#### Dataset extract
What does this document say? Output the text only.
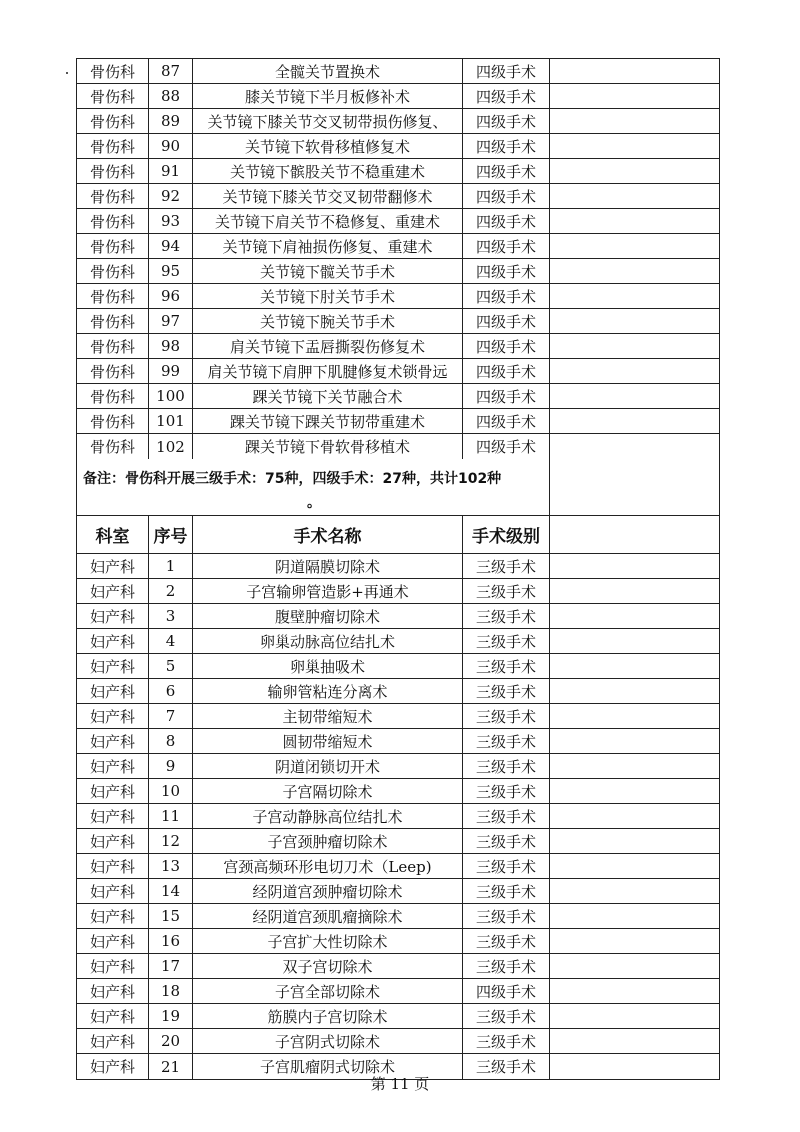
骨伤科	87	全髋关节置换术	四级手术
骨伤科	88	膝关节镜下半月板修补术	四级手术
骨伤科	89	关节镜下膝关节交叉韧带损伤修复、	四级手术
骨伤科	90	关节镜下软骨移植修复术	四级手术
骨伤科	91	关节镜下髌股关节不稳重建术	四级手术
骨伤科	92	关节镜下膝关节交叉韧带翻修术	四级手术
骨伤科	93	关节镜下肩关节不稳修复、重建术	四级手术
骨伤科	94	关节镜下肩袖损伤修复、重建术	四级手术
骨伤科	95	关节镜下髋关节手术	四级手术
骨伤科	96	关节镜下肘关节手术	四级手术
骨伤科	97	关节镜下腕关节手术	四级手术
骨伤科	98	肩关节镜下盂唇撕裂伤修复术	四级手术
骨伤科	99	肩关节镜下肩胛下肌腱修复术锁骨远	四级手术
骨伤科	100	踝关节镜下关节融合术	四级手术
骨伤科	101	踝关节镜下踝关节韧带重建术	四级手术
骨伤科	102	踝关节镜下骨软骨移植术	四级手术
备注：骨伤科开展三级手术：75种，四级手术：27种，共计102种
。
科室	序号	手术名称	手术级别
妇产科	1	阴道隔膜切除术	三级手术
妇产科	2	子宫输卵管造影+再通术	三级手术
妇产科	3	腹壁肿瘤切除术	三级手术
妇产科	4	卵巢动脉高位结扎术	三级手术
妇产科	5	卵巢抽吸术	三级手术
妇产科	6	输卵管粘连分离术	三级手术
妇产科	7	主韧带缩短术	三级手术
妇产科	8	圆韧带缩短术	三级手术
妇产科	9	阴道闭锁切开术	三级手术
妇产科	10	子宫隔切除术	三级手术
妇产科	11	子宫动静脉高位结扎术	三级手术
妇产科	12	子宫颈肿瘤切除术	三级手术
妇产科	13	宫颈高频环形电切刀术（Leep)	三级手术
妇产科	14	经阴道宫颈肿瘤切除术	三级手术
妇产科	15	经阴道宫颈肌瘤摘除术	三级手术
妇产科	16	子宫扩大性切除术	三级手术
妇产科	17	双子宫切除术	三级手术
妇产科	18	子宫全部切除术	四级手术
妇产科	19	筋膜内子宫切除术	三级手术
妇产科	20	子宫阴式切除术	三级手术
妇产科	21	子宫肌瘤阴式切除术	三级手术
第 11 页
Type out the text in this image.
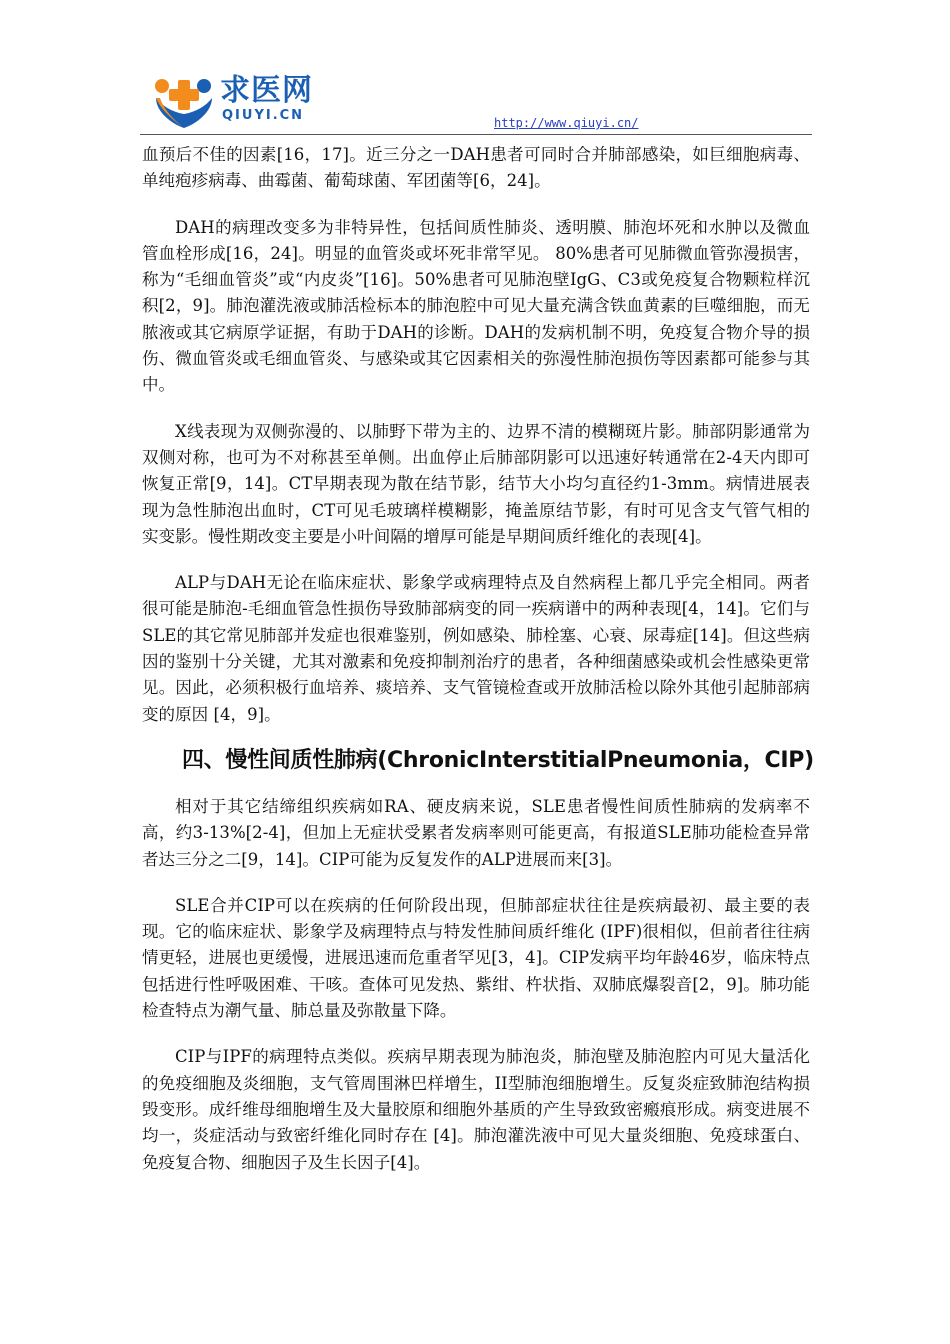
求医网
QIUYI.CN	http://www.qiuyi.cn/

血预后不佳的因素[16，17]。近三分之一DAH患者可同时合并肺部感染，如巨细胞病毒、单纯疱疹病毒、曲霉菌、葡萄球菌、军团菌等[6，24]。

DAH的病理改变多为非特异性，包括间质性肺炎、透明膜、肺泡坏死和水肿以及微血管血栓形成[16，24]。明显的血管炎或坏死非常罕见。 80%患者可见肺微血管弥漫损害，称为“毛细血管炎”或“内皮炎”[16]。50%患者可见肺泡壁IgG、C3或免疫复合物颗粒样沉积[2，9]。肺泡灌洗液或肺活检标本的肺泡腔中可见大量充满含铁血黄素的巨噬细胞，而无脓液或其它病原学证据，有助于DAH的诊断。DAH的发病机制不明，免疫复合物介导的损伤、微血管炎或毛细血管炎、与感染或其它因素相关的弥漫性肺泡损伤等因素都可能参与其中。

X线表现为双侧弥漫的、以肺野下带为主的、边界不清的模糊斑片影。肺部阴影通常为双侧对称，也可为不对称甚至单侧。出血停止后肺部阴影可以迅速好转通常在2-4天内即可恢复正常[9，14]。CT早期表现为散在结节影，结节大小均匀直径约1-3mm。病情进展表现为急性肺泡出血时，CT可见毛玻璃样模糊影，掩盖原结节影，有时可见含支气管气相的实变影。慢性期改变主要是小叶间隔的增厚可能是早期间质纤维化的表现[4]。

ALP与DAH无论在临床症状、影象学或病理特点及自然病程上都几乎完全相同。两者很可能是肺泡-毛细血管急性损伤导致肺部病变的同一疾病谱中的两种表现[4，14]。它们与SLE的其它常见肺部并发症也很难鉴别，例如感染、肺栓塞、心衰、尿毒症[14]。但这些病因的鉴别十分关键，尤其对激素和免疫抑制剂治疗的患者，各种细菌感染或机会性感染更常见。因此，必须积极行血培养、痰培养、支气管镜检查或开放肺活检以除外其他引起肺部病变的原因 [4，9]。

四、慢性间质性肺病(ChronicInterstitialPneumonia，CIP)

相对于其它结缔组织疾病如RA、硬皮病来说，SLE患者慢性间质性肺病的发病率不高，约3-13%[2-4]，但加上无症状受累者发病率则可能更高，有报道SLE肺功能检查异常者达三分之二[9，14]。CIP可能为反复发作的ALP进展而来[3]。

SLE合并CIP可以在疾病的任何阶段出现，但肺部症状往往是疾病最初、最主要的表现。它的临床症状、影象学及病理特点与特发性肺间质纤维化 (IPF)很相似，但前者往往病情更轻，进展也更缓慢，进展迅速而危重者罕见[3，4]。CIP发病平均年龄46岁，临床特点包括进行性呼吸困难、干咳。查体可见发热、紫绀、杵状指、双肺底爆裂音[2，9]。肺功能检查特点为潮气量、肺总量及弥散量下降。

CIP与IPF的病理特点类似。疾病早期表现为肺泡炎，肺泡壁及肺泡腔内可见大量活化的免疫细胞及炎细胞，支气管周围淋巴样增生，II型肺泡细胞增生。反复炎症致肺泡结构损毁变形。成纤维母细胞增生及大量胶原和细胞外基质的产生导致致密瘢痕形成。病变进展不均一，炎症活动与致密纤维化同时存在 [4]。肺泡灌洗液中可见大量炎细胞、免疫球蛋白、免疫复合物、细胞因子及生长因子[4]。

#### Aim of the task
Filter the listing above for the string "text" and copy every matching line.

#### Answer to the task
What does this document say? Output the text only.
Type out the text in this image.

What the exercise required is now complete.